— start of GIVEN DATA —

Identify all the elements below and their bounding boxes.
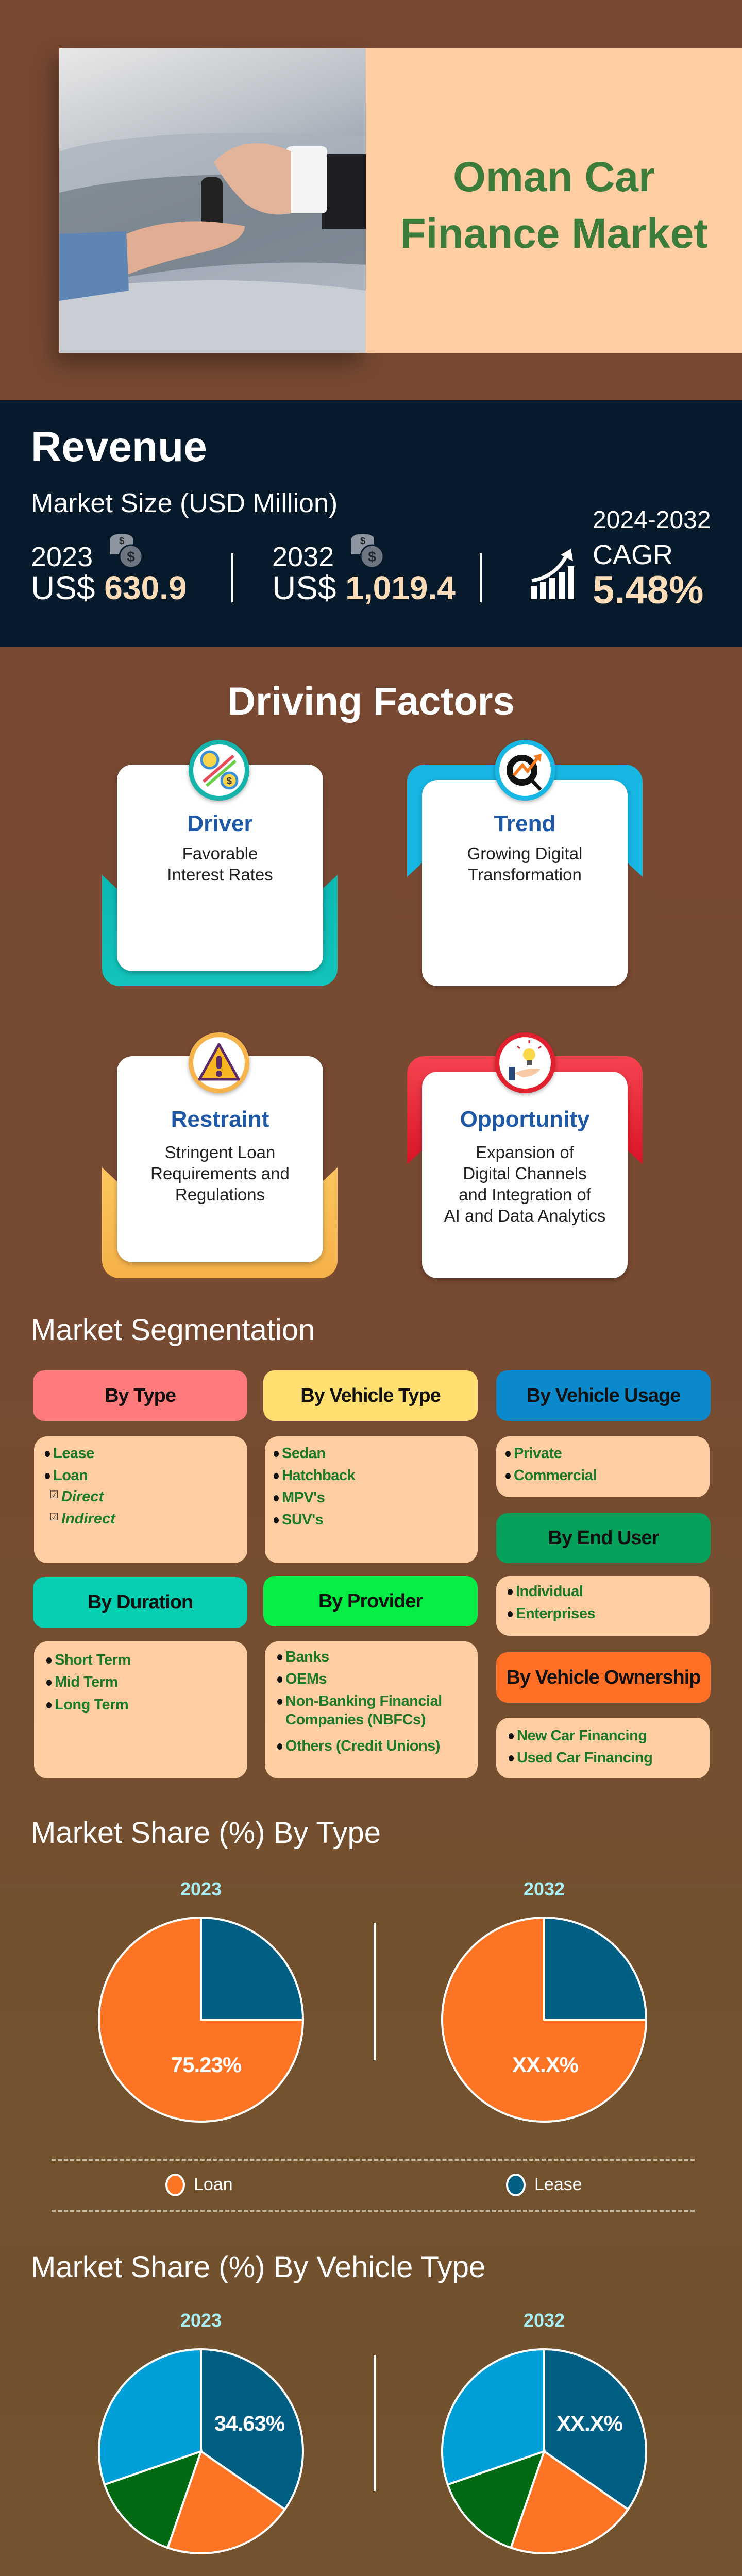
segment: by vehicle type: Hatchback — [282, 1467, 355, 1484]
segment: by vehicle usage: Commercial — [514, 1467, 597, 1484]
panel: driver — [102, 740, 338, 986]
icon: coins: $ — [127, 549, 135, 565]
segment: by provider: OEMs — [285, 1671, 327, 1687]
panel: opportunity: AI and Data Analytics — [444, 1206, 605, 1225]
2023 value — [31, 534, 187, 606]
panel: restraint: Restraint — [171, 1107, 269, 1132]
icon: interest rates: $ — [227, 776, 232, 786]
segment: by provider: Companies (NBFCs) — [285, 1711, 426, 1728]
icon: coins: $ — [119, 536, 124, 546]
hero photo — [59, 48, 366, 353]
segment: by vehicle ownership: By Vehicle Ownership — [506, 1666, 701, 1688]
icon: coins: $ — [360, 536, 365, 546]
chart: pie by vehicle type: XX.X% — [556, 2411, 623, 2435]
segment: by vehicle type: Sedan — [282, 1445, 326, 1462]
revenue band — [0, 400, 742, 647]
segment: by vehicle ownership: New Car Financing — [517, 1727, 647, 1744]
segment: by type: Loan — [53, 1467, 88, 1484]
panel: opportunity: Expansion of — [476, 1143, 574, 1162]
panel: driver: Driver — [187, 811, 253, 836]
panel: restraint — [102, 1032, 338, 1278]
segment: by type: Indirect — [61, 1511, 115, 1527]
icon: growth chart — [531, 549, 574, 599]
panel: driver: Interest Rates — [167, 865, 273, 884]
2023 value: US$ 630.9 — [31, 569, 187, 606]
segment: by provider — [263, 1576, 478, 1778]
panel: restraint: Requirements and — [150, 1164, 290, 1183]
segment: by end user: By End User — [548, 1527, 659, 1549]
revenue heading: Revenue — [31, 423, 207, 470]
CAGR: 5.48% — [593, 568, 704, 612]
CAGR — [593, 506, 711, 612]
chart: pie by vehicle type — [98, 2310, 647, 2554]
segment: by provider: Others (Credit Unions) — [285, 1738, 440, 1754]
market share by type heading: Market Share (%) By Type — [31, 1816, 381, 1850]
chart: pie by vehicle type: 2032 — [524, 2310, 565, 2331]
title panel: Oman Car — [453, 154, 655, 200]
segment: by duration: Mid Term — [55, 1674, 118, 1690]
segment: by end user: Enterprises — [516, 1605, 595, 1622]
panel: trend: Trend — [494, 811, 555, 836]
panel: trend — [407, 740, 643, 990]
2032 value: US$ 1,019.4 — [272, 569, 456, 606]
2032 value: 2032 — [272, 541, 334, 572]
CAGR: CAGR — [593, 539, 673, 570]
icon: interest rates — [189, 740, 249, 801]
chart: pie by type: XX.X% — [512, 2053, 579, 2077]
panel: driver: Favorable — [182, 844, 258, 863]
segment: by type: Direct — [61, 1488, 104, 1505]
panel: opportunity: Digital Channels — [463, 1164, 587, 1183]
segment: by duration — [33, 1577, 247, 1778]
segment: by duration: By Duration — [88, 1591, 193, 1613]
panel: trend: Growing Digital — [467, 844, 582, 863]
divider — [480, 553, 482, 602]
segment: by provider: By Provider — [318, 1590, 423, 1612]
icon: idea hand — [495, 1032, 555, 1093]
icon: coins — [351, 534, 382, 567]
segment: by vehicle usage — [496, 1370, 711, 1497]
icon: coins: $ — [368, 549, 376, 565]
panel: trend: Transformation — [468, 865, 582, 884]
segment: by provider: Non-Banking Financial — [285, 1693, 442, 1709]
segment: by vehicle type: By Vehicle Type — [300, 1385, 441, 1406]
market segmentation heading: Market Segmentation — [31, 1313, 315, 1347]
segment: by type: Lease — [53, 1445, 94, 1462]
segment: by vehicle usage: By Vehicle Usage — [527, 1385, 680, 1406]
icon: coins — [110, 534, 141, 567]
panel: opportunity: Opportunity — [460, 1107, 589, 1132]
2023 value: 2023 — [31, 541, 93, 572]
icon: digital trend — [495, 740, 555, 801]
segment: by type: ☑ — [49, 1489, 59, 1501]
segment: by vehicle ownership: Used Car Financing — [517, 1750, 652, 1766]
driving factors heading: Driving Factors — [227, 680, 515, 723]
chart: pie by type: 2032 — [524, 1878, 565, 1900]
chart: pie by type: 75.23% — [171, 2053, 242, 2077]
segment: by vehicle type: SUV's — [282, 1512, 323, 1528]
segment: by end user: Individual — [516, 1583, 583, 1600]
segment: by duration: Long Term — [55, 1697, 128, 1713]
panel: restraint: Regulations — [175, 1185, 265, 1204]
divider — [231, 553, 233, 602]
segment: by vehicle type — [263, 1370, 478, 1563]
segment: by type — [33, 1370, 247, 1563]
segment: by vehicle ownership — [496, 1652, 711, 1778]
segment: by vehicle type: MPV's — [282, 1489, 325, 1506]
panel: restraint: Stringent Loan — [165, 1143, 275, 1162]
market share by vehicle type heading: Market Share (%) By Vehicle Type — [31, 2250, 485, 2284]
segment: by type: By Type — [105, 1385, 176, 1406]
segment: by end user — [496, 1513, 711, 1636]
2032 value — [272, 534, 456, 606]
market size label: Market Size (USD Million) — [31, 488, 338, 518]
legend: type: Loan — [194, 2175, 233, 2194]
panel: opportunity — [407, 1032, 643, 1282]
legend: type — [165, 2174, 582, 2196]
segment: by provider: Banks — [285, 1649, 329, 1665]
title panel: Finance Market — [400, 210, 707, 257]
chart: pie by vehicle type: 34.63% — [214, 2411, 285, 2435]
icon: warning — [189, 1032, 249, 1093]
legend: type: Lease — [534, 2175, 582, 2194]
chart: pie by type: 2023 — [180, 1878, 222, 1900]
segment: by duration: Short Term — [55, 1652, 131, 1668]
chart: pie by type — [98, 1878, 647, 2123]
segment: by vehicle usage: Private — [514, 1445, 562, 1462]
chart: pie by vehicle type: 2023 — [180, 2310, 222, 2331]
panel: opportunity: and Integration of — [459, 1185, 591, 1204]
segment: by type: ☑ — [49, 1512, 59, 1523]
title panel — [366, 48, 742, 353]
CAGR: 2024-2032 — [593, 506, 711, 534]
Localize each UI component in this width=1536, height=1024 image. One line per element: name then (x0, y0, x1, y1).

— end of GIVEN DATA —

• **TASK DIRECTIONS**
Reproduce verbatim the stretch of the material from the line containing "segment: by vehicle type: Hatchback" through the line containing "chart: pie by type: XX.X%", including both of those lines.

• **ANSWER TO THE EXERCISE**
segment: by vehicle type: Hatchback — [282, 1467, 355, 1484]
segment: by vehicle usage: Commercial — [514, 1467, 597, 1484]
panel: driver — [102, 740, 338, 986]
icon: coins: $ — [127, 549, 135, 565]
segment: by provider: OEMs — [285, 1671, 327, 1687]
panel: opportunity: AI and Data Analytics — [444, 1206, 605, 1225]
2023 value — [31, 534, 187, 606]
panel: restraint: Restraint — [171, 1107, 269, 1132]
icon: interest rates: $ — [227, 776, 232, 786]
segment: by provider: Companies (NBFCs) — [285, 1711, 426, 1728]
icon: coins: $ — [119, 536, 124, 546]
hero photo — [59, 48, 366, 353]
segment: by vehicle ownership: By Vehicle Ownership — [506, 1666, 701, 1688]
icon: coins: $ — [360, 536, 365, 546]
chart: pie by vehicle type: XX.X% — [556, 2411, 623, 2435]
segment: by vehicle type: Sedan — [282, 1445, 326, 1462]
revenue band — [0, 400, 742, 647]
segment: by vehicle ownership: New Car Financing — [517, 1727, 647, 1744]
segment: by type: Loan — [53, 1467, 88, 1484]
panel: opportunity: Expansion of — [476, 1143, 574, 1162]
panel: driver: Driver — [187, 811, 253, 836]
panel: restraint — [102, 1032, 338, 1278]
segment: by type: Indirect — [61, 1511, 115, 1527]
icon: growth chart — [531, 549, 574, 599]
panel: driver: Interest Rates — [167, 865, 273, 884]
2023 value: US$ 630.9 — [31, 569, 187, 606]
segment: by provider — [263, 1576, 478, 1778]
panel: restraint: Requirements and — [150, 1164, 290, 1183]
segment: by end user: By End User — [548, 1527, 659, 1549]
revenue heading: Revenue — [31, 423, 207, 470]
CAGR: 5.48% — [593, 568, 704, 612]
CAGR — [593, 506, 711, 612]
chart: pie by vehicle type — [98, 2310, 647, 2554]
segment: by provider: Others (Credit Unions) — [285, 1738, 440, 1754]
market share by type heading: Market Share (%) By Type — [31, 1816, 381, 1850]
chart: pie by vehicle type: 2032 — [524, 2310, 565, 2331]
title panel: Oman Car — [453, 154, 655, 200]
segment: by duration: Mid Term — [55, 1674, 118, 1690]
segment: by end user: Enterprises — [516, 1605, 595, 1622]
panel: trend: Trend — [494, 811, 555, 836]
panel: trend — [407, 740, 643, 990]
2032 value: US$ 1,019.4 — [272, 569, 456, 606]
2032 value: 2032 — [272, 541, 334, 572]
CAGR: CAGR — [593, 539, 673, 570]
icon: interest rates — [189, 740, 249, 801]
chart: pie by type: XX.X% — [512, 2053, 579, 2077]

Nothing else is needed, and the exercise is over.